** BEGIN Task data **

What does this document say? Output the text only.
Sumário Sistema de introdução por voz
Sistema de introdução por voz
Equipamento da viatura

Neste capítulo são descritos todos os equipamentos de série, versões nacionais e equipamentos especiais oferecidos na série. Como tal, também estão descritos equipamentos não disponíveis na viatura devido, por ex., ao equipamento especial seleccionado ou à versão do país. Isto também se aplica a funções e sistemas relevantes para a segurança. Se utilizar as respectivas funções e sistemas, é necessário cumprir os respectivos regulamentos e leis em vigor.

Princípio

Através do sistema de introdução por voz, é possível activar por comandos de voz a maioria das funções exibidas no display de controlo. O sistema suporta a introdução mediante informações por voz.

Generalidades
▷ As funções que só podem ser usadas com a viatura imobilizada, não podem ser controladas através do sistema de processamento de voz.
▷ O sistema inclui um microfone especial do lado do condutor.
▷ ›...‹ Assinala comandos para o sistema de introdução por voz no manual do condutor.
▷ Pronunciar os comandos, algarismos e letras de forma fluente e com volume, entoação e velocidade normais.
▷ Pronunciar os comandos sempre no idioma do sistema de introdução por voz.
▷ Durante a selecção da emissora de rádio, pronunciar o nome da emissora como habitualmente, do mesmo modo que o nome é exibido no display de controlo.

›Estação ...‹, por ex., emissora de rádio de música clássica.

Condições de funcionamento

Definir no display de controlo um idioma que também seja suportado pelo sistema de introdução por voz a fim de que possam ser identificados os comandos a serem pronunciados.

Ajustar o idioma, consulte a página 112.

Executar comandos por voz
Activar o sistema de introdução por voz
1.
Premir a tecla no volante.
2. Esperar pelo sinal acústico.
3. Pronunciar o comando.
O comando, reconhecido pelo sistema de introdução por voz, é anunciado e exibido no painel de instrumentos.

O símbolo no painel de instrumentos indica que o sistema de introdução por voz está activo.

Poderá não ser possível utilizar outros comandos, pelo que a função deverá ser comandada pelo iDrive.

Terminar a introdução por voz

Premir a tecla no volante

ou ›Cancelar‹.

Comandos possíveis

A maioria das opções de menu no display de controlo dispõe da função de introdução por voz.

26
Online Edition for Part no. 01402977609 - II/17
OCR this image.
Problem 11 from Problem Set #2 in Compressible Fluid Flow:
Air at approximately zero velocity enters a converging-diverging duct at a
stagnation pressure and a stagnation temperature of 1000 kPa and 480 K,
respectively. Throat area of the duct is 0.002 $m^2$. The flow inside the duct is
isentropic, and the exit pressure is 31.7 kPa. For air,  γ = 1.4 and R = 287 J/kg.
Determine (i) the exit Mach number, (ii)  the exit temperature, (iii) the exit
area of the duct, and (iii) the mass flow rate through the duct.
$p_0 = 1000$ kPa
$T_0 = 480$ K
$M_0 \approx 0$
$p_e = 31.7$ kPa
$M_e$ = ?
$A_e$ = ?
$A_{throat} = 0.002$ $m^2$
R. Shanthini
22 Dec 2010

** END Task data **

Nothing should be left out: repeat all of the data exactly.

What does this document say? Output the text only.
Sumário Sistema de introdução por voz
Sistema de introdução por voz
Equipamento da viatura

Neste capítulo são descritos todos os equipamentos de série, versões nacionais e equipamentos especiais oferecidos na série. Como tal, também estão descritos equipamentos não disponíveis na viatura devido, por ex., ao equipamento especial seleccionado ou à versão do país. Isto também se aplica a funções e sistemas relevantes para a segurança. Se utilizar as respectivas funções e sistemas, é necessário cumprir os respectivos regulamentos e leis em vigor.

Princípio

Através do sistema de introdução por voz, é possível activar por comandos de voz a maioria das funções exibidas no display de controlo. O sistema suporta a introdução mediante informações por voz.

Generalidades
▷ As funções que só podem ser usadas com a viatura imobilizada, não podem ser controladas através do sistema de processamento de voz.
▷ O sistema inclui um microfone especial do lado do condutor.
▷ ›...‹ Assinala comandos para o sistema de introdução por voz no manual do condutor.
▷ Pronunciar os comandos, algarismos e letras de forma fluente e com volume, entoação e velocidade normais.
▷ Pronunciar os comandos sempre no idioma do sistema de introdução por voz.
▷ Durante a selecção da emissora de rádio, pronunciar o nome da emissora como habitualmente, do mesmo modo que o nome é exibido no display de controlo.

›Estação ...‹, por ex., emissora de rádio de música clássica.

Condições de funcionamento

Definir no display de controlo um idioma que também seja suportado pelo sistema de introdução por voz a fim de que possam ser identificados os comandos a serem pronunciados.

Ajustar o idioma, consulte a página 112.

Executar comandos por voz
Activar o sistema de introdução por voz
1.
Premir a tecla no volante.
2. Esperar pelo sinal acústico.
3. Pronunciar o comando.
O comando, reconhecido pelo sistema de introdução por voz, é anunciado e exibido no painel de instrumentos.

O símbolo no painel de instrumentos indica que o sistema de introdução por voz está activo.

Poderá não ser possível utilizar outros comandos, pelo que a função deverá ser comandada pelo iDrive.

Terminar a introdução por voz

Premir a tecla no volante

ou ›Cancelar‹.

Comandos possíveis

A maioria das opções de menu no display de controlo dispõe da função de introdução por voz.

26
Online Edition for Part no. 01402977609 - II/17
OCR this image.
Problem 11 from Problem Set #2 in Compressible Fluid Flow:
Air at approximately zero velocity enters a converging-diverging duct at a
stagnation pressure and a stagnation temperature of 1000 kPa and 480 K,
respectively. Throat area of the duct is 0.002 $m^2$. The flow inside the duct is
isentropic, and the exit pressure is 31.7 kPa. For air,  γ = 1.4 and R = 287 J/kg.
Determine (i) the exit Mach number, (ii)  the exit temperature, (iii) the exit
area of the duct, and (iii) the mass flow rate through the duct.
$p_0 = 1000$ kPa
$T_0 = 480$ K
$M_0 \approx 0$
$p_e = 31.7$ kPa
$M_e$ = ?
$A_e$ = ?
$A_{throat} = 0.002$ $m^2$
R. Shanthini
22 Dec 2010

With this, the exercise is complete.